→ **Goal of the exercise**
Show each line of the data below that has the string "icon" in it.

→ **Data lines**

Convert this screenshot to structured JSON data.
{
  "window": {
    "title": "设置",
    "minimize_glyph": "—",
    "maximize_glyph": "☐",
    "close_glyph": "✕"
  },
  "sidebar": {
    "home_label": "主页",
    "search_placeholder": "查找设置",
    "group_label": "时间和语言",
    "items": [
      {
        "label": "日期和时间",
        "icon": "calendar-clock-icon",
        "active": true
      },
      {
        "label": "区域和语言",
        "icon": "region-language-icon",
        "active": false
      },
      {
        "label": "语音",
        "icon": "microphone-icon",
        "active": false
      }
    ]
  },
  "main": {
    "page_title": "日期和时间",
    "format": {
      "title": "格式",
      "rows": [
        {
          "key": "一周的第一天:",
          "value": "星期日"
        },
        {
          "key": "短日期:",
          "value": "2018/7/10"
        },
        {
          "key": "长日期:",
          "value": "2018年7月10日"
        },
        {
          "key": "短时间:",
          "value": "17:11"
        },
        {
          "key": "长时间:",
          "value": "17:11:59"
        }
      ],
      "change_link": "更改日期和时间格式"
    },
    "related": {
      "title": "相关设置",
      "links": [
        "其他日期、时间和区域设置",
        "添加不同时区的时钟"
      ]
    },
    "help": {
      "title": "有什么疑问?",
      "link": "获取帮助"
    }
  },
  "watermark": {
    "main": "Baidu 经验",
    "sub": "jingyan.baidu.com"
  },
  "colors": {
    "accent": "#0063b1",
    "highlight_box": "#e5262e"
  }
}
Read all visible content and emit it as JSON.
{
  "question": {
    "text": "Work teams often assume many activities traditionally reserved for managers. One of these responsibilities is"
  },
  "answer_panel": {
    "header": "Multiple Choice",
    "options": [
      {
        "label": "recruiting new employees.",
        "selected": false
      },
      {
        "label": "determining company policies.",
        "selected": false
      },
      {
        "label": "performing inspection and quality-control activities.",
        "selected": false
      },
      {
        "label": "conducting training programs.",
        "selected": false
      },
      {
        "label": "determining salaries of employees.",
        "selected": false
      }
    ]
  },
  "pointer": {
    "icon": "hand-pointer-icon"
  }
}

→ **Solution to the problem**
        "icon": "calendar-clock-icon",
        "icon": "region-language-icon",
        "icon": "microphone-icon",
    "icon": "hand-pointer-icon"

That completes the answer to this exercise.